-- BEGIN --

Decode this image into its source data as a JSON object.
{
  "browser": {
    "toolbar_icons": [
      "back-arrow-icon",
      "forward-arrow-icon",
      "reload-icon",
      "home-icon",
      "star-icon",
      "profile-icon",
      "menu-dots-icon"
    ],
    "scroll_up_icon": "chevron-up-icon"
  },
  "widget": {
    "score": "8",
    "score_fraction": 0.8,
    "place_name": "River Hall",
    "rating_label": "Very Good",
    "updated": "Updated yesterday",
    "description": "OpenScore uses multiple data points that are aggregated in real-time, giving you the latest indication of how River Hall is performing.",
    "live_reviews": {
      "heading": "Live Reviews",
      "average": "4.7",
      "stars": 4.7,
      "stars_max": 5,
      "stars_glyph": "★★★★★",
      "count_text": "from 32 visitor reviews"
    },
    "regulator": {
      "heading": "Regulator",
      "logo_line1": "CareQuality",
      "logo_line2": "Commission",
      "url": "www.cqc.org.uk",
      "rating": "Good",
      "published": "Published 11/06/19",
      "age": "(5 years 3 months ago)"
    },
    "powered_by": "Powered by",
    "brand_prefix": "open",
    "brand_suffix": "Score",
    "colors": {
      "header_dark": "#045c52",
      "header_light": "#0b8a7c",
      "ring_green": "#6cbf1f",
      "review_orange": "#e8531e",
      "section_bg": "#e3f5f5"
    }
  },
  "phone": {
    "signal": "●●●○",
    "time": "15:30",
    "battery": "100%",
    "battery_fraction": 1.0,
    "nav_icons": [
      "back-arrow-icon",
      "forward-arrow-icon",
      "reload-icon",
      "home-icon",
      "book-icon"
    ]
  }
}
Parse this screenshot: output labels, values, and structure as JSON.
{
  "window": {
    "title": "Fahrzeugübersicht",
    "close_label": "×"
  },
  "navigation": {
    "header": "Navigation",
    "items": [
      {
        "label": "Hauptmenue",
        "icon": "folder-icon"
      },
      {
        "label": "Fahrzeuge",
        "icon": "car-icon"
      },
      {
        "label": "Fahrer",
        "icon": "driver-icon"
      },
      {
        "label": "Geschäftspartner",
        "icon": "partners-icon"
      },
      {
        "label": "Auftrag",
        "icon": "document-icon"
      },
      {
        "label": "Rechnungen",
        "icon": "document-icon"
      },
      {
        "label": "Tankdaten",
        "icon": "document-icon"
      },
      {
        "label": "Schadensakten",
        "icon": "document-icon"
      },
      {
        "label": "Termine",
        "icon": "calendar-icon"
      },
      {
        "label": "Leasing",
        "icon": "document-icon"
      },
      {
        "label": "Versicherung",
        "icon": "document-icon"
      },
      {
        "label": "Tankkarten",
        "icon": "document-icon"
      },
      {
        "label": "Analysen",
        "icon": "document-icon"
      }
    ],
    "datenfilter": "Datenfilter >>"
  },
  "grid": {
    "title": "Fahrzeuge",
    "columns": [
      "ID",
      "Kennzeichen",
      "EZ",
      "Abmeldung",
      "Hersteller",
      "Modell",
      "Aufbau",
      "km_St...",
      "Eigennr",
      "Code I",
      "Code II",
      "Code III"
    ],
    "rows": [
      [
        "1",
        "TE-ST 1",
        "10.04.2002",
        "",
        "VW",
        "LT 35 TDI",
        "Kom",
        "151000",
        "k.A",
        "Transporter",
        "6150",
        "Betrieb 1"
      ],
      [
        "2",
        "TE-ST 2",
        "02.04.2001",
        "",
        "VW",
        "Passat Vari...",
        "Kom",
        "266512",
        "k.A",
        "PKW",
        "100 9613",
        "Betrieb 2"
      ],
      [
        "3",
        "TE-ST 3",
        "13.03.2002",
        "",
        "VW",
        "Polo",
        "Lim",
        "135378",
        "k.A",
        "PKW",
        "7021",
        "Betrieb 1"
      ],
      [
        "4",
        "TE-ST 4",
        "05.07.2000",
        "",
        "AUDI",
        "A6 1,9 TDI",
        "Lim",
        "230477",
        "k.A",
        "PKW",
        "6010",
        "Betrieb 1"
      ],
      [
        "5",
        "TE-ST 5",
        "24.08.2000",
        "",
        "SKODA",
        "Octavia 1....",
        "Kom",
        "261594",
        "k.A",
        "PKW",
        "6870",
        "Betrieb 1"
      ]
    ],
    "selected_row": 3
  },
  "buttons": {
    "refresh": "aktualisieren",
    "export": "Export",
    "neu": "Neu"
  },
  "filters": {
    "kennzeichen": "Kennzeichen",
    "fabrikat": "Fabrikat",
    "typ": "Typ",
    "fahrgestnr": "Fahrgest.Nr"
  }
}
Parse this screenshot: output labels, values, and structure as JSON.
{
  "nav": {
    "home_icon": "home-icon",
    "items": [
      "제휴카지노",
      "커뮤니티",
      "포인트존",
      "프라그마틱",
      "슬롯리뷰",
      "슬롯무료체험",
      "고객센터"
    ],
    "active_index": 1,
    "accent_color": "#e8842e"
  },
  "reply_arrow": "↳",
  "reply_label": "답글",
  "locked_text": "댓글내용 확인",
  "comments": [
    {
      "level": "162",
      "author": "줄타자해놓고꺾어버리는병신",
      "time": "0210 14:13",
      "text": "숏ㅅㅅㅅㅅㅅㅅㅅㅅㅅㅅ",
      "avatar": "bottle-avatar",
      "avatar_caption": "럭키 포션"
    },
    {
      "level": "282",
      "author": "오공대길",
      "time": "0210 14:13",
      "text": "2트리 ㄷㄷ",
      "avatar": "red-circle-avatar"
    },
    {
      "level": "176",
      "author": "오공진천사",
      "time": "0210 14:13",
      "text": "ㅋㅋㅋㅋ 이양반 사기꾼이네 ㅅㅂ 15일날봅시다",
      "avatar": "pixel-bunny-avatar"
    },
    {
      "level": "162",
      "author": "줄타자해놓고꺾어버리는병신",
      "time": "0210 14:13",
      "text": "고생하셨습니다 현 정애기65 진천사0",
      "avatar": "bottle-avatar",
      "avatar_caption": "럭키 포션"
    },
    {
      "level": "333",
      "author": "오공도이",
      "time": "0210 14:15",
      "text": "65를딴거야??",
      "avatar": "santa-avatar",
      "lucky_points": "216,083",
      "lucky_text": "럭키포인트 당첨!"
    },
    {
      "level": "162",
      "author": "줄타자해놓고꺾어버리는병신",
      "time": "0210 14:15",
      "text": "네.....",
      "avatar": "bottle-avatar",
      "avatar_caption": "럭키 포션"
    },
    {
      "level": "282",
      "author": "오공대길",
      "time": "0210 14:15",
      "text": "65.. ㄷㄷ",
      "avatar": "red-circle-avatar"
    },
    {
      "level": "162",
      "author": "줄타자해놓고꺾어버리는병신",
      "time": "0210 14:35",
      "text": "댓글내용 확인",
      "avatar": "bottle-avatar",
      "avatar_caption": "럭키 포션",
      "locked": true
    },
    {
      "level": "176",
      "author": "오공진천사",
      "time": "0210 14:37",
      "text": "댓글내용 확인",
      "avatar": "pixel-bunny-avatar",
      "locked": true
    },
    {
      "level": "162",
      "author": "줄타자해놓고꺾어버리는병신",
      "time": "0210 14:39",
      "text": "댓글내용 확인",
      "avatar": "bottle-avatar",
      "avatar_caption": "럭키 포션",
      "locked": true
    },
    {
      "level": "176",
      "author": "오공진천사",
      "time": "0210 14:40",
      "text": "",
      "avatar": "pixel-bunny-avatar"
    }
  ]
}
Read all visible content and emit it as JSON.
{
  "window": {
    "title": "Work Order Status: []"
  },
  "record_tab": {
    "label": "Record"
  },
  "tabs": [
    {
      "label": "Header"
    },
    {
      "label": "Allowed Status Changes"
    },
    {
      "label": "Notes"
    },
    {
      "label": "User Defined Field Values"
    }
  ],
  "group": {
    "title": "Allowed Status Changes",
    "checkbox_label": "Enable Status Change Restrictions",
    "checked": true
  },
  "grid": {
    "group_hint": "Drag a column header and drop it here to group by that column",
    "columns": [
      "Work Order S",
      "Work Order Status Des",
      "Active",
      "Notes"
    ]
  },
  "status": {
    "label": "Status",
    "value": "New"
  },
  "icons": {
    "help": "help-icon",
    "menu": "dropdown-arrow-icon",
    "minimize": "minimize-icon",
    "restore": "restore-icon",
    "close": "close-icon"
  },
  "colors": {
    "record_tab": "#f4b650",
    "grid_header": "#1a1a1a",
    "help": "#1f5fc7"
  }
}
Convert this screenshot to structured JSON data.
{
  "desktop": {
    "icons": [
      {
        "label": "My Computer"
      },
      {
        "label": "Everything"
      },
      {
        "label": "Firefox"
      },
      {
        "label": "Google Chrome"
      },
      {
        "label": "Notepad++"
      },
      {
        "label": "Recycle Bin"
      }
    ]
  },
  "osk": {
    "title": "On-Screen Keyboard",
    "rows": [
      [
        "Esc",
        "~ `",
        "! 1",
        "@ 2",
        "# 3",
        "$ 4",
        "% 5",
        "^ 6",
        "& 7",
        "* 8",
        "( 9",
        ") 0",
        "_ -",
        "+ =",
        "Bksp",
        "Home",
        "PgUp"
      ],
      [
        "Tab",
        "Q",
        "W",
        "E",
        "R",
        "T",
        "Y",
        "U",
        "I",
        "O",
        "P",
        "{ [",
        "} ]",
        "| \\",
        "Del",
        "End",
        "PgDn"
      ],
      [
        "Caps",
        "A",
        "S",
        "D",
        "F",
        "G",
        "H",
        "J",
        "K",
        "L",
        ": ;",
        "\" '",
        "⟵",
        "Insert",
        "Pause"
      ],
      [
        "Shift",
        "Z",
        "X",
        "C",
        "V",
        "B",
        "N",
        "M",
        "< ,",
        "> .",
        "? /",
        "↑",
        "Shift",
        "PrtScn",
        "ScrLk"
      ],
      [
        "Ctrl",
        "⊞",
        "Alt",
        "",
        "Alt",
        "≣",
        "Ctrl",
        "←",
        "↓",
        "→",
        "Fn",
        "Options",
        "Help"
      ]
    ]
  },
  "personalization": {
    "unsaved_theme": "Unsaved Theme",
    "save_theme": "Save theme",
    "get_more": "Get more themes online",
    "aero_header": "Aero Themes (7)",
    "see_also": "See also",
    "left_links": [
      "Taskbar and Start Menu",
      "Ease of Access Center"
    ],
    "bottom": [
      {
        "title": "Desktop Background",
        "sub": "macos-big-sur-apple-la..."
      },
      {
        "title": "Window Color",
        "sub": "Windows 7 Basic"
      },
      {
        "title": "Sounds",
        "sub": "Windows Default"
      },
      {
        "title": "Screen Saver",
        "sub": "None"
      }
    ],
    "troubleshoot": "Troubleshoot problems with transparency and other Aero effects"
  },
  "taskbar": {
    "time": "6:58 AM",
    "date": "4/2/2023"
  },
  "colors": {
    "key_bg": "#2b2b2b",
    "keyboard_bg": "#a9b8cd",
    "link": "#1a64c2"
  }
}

-- END --

*Problem description:* Look through the entries above. Extract each line with the word "Allowed".

*Response for this exercise:*
      "label": "Allowed Status Changes"
    "title": "Allowed Status Changes",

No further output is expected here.